§ Direction:
Transcribe the listing in full, excluding any pictures.

§ Extracted material:
....
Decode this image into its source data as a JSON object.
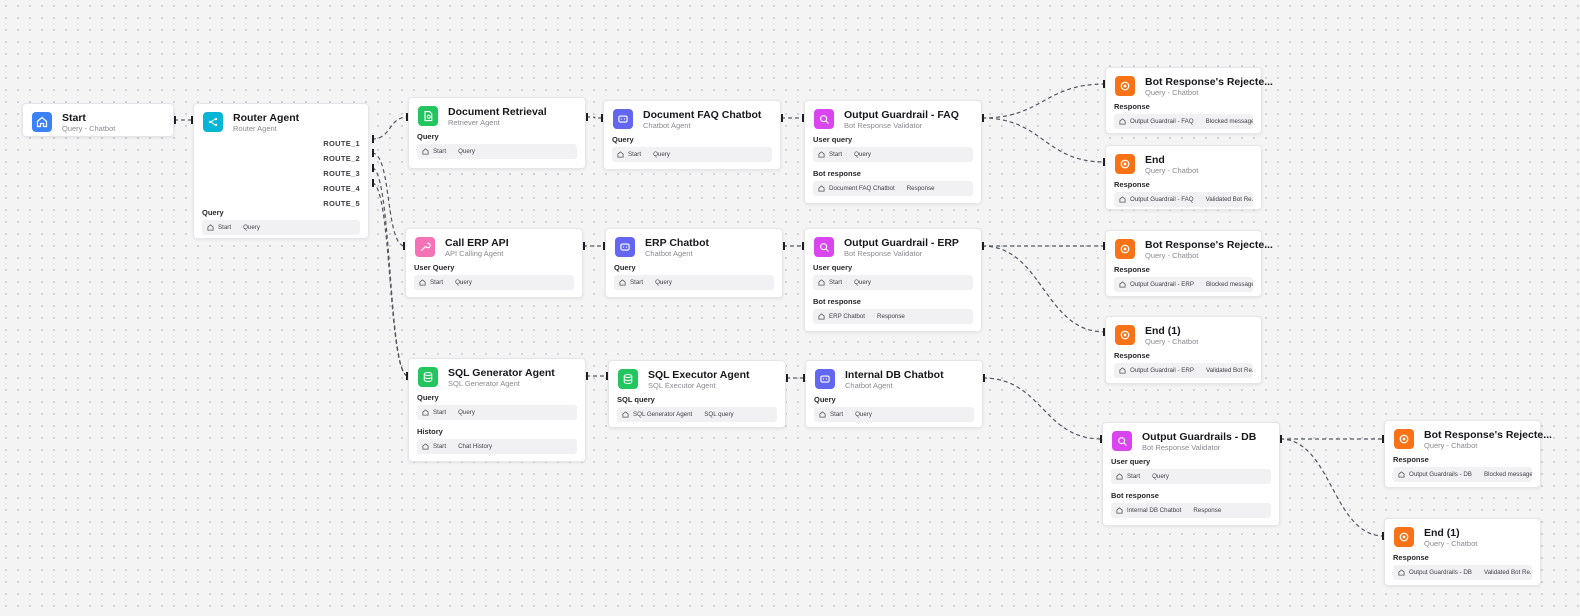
{
  "colors": {
    "blue": "#3b82f6",
    "cyan": "#06b6d4",
    "green": "#22c55e",
    "purple": "#6366f1",
    "magenta": "#d946ef",
    "orange": "#f97316"
  },
  "nodes": {
    "start": {
      "title": "Start",
      "sub": "Query - Chatbot",
      "icon": "home-icon"
    },
    "router": {
      "title": "Router Agent",
      "sub": "Router Agent",
      "routes": [
        "ROUTE_1",
        "ROUTE_2",
        "ROUTE_3",
        "ROUTE_4",
        "ROUTE_5"
      ],
      "inputs": [
        {
          "label": "Query",
          "src": "Start",
          "val": "Query"
        }
      ]
    },
    "docret": {
      "title": "Document Retrieval",
      "sub": "Retriever Agent",
      "inputs": [
        {
          "label": "Query",
          "src": "Start",
          "val": "Query"
        }
      ]
    },
    "docfaq": {
      "title": "Document FAQ Chatbot",
      "sub": "Chatbot Agent",
      "inputs": [
        {
          "label": "Query",
          "src": "Start",
          "val": "Query"
        }
      ]
    },
    "ogfaq": {
      "title": "Output Guardrail - FAQ",
      "sub": "Bot Response Validator",
      "inputs": [
        {
          "label": "User query",
          "src": "Start",
          "val": "Query"
        },
        {
          "label": "Bot response",
          "src": "Document FAQ Chatbot",
          "val": "Response"
        }
      ]
    },
    "rej1": {
      "title": "Bot Response's Rejecte...",
      "sub": "Query - Chatbot",
      "inputs": [
        {
          "label": "Response",
          "src": "Output Guardrail - FAQ",
          "val": "Blocked message"
        }
      ]
    },
    "end1": {
      "title": "End",
      "sub": "Query - Chatbot",
      "inputs": [
        {
          "label": "Response",
          "src": "Output Guardrail - FAQ",
          "val": "Validated Bot Re..."
        }
      ]
    },
    "erpapi": {
      "title": "Call ERP API",
      "sub": "API Calling Agent",
      "inputs": [
        {
          "label": "User Query",
          "src": "Start",
          "val": "Query"
        }
      ]
    },
    "erpbot": {
      "title": "ERP Chatbot",
      "sub": "Chatbot Agent",
      "inputs": [
        {
          "label": "Query",
          "src": "Start",
          "val": "Query"
        }
      ]
    },
    "ogerp": {
      "title": "Output Guardrail - ERP",
      "sub": "Bot Response Validator",
      "inputs": [
        {
          "label": "User query",
          "src": "Start",
          "val": "Query"
        },
        {
          "label": "Bot response",
          "src": "ERP Chatbot",
          "val": "Response"
        }
      ]
    },
    "rej2": {
      "title": "Bot Response's Rejecte...",
      "sub": "Query - Chatbot",
      "inputs": [
        {
          "label": "Response",
          "src": "Output Guardrail - ERP",
          "val": "Blocked message"
        }
      ]
    },
    "end2": {
      "title": "End (1)",
      "sub": "Query - Chatbot",
      "inputs": [
        {
          "label": "Response",
          "src": "Output Guardrail - ERP",
          "val": "Validated Bot Re..."
        }
      ]
    },
    "sqlgen": {
      "title": "SQL Generator Agent",
      "sub": "SQL Generator Agent",
      "inputs": [
        {
          "label": "Query",
          "src": "Start",
          "val": "Query"
        },
        {
          "label": "History",
          "src": "Start",
          "val": "Chat History"
        }
      ]
    },
    "sqlexec": {
      "title": "SQL Executor Agent",
      "sub": "SQL Executor Agent",
      "inputs": [
        {
          "label": "SQL query",
          "src": "SQL Generator Agent",
          "val": "SQL query"
        }
      ]
    },
    "dbbot": {
      "title": "Internal DB Chatbot",
      "sub": "Chatbot Agent",
      "inputs": [
        {
          "label": "Query",
          "src": "Start",
          "val": "Query"
        }
      ]
    },
    "ogdb": {
      "title": "Output Guardrails - DB",
      "sub": "Bot Response Validator",
      "inputs": [
        {
          "label": "User query",
          "src": "Start",
          "val": "Query"
        },
        {
          "label": "Bot response",
          "src": "Internal DB Chatbot",
          "val": "Response"
        }
      ]
    },
    "rej3": {
      "title": "Bot Response's Rejecte...",
      "sub": "Query - Chatbot",
      "inputs": [
        {
          "label": "Response",
          "src": "Output Guardrails - DB",
          "val": "Blocked message"
        }
      ]
    },
    "end3": {
      "title": "End (1)",
      "sub": "Query - Chatbot",
      "inputs": [
        {
          "label": "Response",
          "src": "Output Guardrails - DB",
          "val": "Validated Bot Re..."
        }
      ]
    }
  }
}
....
§ Task solution:
Decode this image into its source data as a JSON object.
{
  "colors": {
    "blue": "#3b82f6",
    "cyan": "#06b6d4",
    "green": "#22c55e",
    "purple": "#6366f1",
    "magenta": "#d946ef",
    "orange": "#f97316"
  },
  "nodes": {
    "start": {
      "title": "Start",
      "sub": "Query - Chatbot",
      "icon": "home-icon"
    },
    "router": {
      "title": "Router Agent",
      "sub": "Router Agent",
      "routes": [
        "ROUTE_1",
        "ROUTE_2",
        "ROUTE_3",
        "ROUTE_4",
        "ROUTE_5"
      ],
      "inputs": [
        {
          "label": "Query",
          "src": "Start",
          "val": "Query"
        }
      ]
    },
    "docret": {
      "title": "Document Retrieval",
      "sub": "Retriever Agent",
      "inputs": [
        {
          "label": "Query",
          "src": "Start",
          "val": "Query"
        }
      ]
    },
    "docfaq": {
      "title": "Document FAQ Chatbot",
      "sub": "Chatbot Agent",
      "inputs": [
        {
          "label": "Query",
          "src": "Start",
          "val": "Query"
        }
      ]
    },
    "ogfaq": {
      "title": "Output Guardrail - FAQ",
      "sub": "Bot Response Validator",
      "inputs": [
        {
          "label": "User query",
          "src": "Start",
          "val": "Query"
        },
        {
          "label": "Bot response",
          "src": "Document FAQ Chatbot",
          "val": "Response"
        }
      ]
    },
    "rej1": {
      "title": "Bot Response's Rejecte...",
      "sub": "Query - Chatbot",
      "inputs": [
        {
          "label": "Response",
          "src": "Output Guardrail - FAQ",
          "val": "Blocked message"
        }
      ]
    },
    "end1": {
      "title": "End",
      "sub": "Query - Chatbot",
      "inputs": [
        {
          "label": "Response",
          "src": "Output Guardrail - FAQ",
          "val": "Validated Bot Re..."
        }
      ]
    },
    "erpapi": {
      "title": "Call ERP API",
      "sub": "API Calling Agent",
      "inputs": [
        {
          "label": "User Query",
          "src": "Start",
          "val": "Query"
        }
      ]
    },
    "erpbot": {
      "title": "ERP Chatbot",
      "sub": "Chatbot Agent",
      "inputs": [
        {
          "label": "Query",
          "src": "Start",
          "val": "Query"
        }
      ]
    },
    "ogerp": {
      "title": "Output Guardrail - ERP",
      "sub": "Bot Response Validator",
      "inputs": [
        {
          "label": "User query",
          "src": "Start",
          "val": "Query"
        },
        {
          "label": "Bot response",
          "src": "ERP Chatbot",
          "val": "Response"
        }
      ]
    },
    "rej2": {
      "title": "Bot Response's Rejecte...",
      "sub": "Query - Chatbot",
      "inputs": [
        {
          "label": "Response",
          "src": "Output Guardrail - ERP",
          "val": "Blocked message"
        }
      ]
    },
    "end2": {
      "title": "End (1)",
      "sub": "Query - Chatbot",
      "inputs": [
        {
          "label": "Response",
          "src": "Output Guardrail - ERP",
          "val": "Validated Bot Re..."
        }
      ]
    },
    "sqlgen": {
      "title": "SQL Generator Agent",
      "sub": "SQL Generator Agent",
      "inputs": [
        {
          "label": "Query",
          "src": "Start",
          "val": "Query"
        },
        {
          "label": "History",
          "src": "Start",
          "val": "Chat History"
        }
      ]
    },
    "sqlexec": {
      "title": "SQL Executor Agent",
      "sub": "SQL Executor Agent",
      "inputs": [
        {
          "label": "SQL query",
          "src": "SQL Generator Agent",
          "val": "SQL query"
        }
      ]
    },
    "dbbot": {
      "title": "Internal DB Chatbot",
      "sub": "Chatbot Agent",
      "inputs": [
        {
          "label": "Query",
          "src": "Start",
          "val": "Query"
        }
      ]
    },
    "ogdb": {
      "title": "Output Guardrails - DB",
      "sub": "Bot Response Validator",
      "inputs": [
        {
          "label": "User query",
          "src": "Start",
          "val": "Query"
        },
        {
          "label": "Bot response",
          "src": "Internal DB Chatbot",
          "val": "Response"
        }
      ]
    },
    "rej3": {
      "title": "Bot Response's Rejecte...",
      "sub": "Query - Chatbot",
      "inputs": [
        {
          "label": "Response",
          "src": "Output Guardrails - DB",
          "val": "Blocked message"
        }
      ]
    },
    "end3": {
      "title": "End (1)",
      "sub": "Query - Chatbot",
      "inputs": [
        {
          "label": "Response",
          "src": "Output Guardrails - DB",
          "val": "Validated Bot Re..."
        }
      ]
    }
  }
}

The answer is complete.